[start of Given data]

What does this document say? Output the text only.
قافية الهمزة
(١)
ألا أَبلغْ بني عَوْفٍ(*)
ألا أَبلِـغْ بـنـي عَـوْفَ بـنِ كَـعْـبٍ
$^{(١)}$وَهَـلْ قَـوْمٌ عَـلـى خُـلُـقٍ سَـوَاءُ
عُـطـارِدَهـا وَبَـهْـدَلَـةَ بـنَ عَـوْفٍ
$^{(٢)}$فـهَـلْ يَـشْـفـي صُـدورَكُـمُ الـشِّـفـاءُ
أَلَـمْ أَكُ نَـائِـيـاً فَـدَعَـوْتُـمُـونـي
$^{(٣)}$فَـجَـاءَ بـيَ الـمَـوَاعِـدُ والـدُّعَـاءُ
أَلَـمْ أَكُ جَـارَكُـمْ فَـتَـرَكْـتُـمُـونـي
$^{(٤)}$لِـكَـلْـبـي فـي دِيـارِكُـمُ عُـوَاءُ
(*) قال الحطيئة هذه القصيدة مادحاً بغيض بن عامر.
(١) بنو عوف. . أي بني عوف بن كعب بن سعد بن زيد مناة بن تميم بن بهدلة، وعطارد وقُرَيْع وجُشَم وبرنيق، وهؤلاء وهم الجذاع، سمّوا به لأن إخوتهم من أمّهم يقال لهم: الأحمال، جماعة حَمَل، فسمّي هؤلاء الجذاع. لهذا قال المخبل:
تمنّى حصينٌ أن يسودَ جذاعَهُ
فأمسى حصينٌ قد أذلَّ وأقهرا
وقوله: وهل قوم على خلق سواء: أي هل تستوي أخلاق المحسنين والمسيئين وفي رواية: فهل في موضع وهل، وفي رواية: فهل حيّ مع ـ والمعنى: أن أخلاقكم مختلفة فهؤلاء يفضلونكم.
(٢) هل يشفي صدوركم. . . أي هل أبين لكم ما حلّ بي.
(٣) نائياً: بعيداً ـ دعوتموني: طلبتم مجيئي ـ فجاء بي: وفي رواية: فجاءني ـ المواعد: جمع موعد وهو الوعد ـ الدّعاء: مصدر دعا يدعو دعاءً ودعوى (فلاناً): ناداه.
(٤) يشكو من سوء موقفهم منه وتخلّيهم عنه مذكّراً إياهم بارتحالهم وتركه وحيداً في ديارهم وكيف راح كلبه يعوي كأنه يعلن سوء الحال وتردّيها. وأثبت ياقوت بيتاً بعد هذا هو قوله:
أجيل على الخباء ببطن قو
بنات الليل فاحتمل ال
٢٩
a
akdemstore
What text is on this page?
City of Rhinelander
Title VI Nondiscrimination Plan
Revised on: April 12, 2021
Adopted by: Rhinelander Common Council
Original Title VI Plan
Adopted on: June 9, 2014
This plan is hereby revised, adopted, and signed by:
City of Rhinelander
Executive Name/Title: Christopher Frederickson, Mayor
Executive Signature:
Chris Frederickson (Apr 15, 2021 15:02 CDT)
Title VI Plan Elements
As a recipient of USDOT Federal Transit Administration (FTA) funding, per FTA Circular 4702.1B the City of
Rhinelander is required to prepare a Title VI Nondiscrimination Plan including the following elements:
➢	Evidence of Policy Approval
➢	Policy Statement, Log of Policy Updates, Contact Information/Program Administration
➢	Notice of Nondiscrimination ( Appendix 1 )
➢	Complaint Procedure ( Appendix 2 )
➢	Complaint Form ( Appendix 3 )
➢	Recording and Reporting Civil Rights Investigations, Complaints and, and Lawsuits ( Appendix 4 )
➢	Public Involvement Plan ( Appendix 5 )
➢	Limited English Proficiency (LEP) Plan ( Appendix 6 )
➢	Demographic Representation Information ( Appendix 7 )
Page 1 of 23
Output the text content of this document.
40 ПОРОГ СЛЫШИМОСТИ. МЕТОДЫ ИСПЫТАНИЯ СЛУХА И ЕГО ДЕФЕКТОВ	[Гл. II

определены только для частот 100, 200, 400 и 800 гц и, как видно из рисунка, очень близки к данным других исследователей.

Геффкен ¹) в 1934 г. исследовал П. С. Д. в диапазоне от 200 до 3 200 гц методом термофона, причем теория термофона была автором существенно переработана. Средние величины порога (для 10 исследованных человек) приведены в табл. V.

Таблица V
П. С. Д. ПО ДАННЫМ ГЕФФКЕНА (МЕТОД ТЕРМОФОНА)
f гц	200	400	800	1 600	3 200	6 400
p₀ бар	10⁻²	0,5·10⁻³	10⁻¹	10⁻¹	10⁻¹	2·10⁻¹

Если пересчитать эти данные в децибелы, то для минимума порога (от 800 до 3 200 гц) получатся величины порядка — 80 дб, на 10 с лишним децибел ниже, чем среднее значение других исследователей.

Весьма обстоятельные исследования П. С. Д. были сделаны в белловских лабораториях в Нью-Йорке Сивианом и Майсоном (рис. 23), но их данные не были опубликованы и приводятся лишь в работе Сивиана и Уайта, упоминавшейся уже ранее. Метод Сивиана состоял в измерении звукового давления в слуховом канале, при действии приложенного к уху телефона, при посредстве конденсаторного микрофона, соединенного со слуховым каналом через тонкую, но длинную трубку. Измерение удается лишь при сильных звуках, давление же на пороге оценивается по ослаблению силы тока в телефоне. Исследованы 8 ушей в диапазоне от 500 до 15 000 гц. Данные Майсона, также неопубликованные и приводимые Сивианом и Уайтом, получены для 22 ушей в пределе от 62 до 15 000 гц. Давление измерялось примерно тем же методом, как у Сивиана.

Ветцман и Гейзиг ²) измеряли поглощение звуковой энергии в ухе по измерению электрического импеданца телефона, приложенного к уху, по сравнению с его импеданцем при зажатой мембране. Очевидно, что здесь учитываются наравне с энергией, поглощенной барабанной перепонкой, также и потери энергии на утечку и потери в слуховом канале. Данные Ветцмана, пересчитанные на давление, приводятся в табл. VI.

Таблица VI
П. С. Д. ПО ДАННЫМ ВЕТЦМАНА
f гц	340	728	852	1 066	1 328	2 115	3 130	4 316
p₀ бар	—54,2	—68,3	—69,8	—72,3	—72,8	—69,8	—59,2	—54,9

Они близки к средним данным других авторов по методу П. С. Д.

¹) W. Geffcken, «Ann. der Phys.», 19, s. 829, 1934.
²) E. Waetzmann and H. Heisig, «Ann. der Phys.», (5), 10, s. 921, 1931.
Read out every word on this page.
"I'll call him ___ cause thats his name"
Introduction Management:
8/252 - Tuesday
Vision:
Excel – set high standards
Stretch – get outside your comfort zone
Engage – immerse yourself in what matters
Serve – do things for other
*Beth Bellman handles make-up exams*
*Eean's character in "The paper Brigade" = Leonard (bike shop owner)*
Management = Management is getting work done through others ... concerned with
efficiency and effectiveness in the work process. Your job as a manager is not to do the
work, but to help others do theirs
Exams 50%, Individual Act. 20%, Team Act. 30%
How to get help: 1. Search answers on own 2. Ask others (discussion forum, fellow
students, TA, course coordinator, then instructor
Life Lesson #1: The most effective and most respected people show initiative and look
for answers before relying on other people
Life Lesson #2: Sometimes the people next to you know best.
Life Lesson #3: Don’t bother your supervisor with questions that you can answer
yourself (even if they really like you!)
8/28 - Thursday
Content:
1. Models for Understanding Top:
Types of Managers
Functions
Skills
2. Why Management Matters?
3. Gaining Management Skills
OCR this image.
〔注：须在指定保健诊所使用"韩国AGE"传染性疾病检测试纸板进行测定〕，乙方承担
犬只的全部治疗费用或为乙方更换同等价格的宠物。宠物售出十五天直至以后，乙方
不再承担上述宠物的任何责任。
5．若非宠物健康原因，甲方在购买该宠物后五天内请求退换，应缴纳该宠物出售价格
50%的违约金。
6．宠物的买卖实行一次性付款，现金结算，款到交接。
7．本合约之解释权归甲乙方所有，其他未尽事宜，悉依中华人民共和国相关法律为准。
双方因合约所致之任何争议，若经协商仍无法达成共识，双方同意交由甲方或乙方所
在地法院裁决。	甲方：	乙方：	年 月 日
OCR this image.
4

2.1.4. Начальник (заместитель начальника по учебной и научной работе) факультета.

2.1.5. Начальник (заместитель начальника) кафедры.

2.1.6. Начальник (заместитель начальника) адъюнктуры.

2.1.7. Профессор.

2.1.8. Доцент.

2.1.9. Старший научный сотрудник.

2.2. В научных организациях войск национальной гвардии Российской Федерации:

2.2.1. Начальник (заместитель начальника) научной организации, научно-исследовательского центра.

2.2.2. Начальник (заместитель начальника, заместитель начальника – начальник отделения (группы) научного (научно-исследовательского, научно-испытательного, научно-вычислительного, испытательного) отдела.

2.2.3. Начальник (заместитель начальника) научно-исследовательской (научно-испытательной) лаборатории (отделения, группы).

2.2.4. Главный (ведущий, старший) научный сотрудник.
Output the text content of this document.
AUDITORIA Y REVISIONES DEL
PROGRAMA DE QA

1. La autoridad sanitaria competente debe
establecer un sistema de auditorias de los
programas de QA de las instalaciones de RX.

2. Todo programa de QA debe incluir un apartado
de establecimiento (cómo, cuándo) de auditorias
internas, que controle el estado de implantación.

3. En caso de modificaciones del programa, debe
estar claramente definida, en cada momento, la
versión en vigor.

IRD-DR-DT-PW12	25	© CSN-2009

[end of Given data]

### Exercise objective
Find every line in the records above that holds the word "Nondiscrimination", and copy each one.

### Task answer
Title VI Nondiscrimination Plan
Rhinelander is required to prepare a Title VI Nondiscrimination Plan including the following elements:
➢	Notice of Nondiscrimination ( Appendix 1 )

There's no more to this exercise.